* _Task details_: Copy each line of the entries that contains the word "皮下注射".

[Collection entries]
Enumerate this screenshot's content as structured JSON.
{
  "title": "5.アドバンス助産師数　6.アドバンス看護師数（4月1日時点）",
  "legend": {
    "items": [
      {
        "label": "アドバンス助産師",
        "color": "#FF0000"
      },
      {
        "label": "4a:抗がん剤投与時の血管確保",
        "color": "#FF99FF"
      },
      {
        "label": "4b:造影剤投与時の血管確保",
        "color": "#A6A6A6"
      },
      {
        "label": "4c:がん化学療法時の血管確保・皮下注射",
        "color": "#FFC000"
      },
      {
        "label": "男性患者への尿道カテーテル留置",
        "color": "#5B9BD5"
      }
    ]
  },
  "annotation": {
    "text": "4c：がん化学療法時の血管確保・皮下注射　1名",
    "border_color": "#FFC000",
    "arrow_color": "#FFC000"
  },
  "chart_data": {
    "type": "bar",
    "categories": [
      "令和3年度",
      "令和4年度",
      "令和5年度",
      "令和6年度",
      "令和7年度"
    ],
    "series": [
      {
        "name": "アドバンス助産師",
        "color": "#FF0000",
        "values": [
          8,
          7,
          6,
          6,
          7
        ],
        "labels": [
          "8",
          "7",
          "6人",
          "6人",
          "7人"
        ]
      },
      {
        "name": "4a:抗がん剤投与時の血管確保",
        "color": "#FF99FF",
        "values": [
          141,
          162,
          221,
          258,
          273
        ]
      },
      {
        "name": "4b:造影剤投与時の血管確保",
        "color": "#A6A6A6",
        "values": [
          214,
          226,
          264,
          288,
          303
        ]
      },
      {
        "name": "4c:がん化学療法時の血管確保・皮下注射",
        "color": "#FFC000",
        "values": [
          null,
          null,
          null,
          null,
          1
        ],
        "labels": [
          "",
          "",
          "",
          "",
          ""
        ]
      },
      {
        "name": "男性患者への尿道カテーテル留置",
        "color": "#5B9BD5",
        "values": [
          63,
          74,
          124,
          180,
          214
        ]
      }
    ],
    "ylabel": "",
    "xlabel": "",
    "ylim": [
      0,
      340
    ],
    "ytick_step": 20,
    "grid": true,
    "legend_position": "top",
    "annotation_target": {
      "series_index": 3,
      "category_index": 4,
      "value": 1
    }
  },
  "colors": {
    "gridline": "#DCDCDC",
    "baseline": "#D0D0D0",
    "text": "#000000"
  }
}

* _Correct answer_:
        "label": "4c:がん化学療法時の血管確保・皮下注射",
    "text": "4c：がん化学療法時の血管確保・皮下注射　1名",
        "name": "4c:がん化学療法時の血管確保・皮下注射",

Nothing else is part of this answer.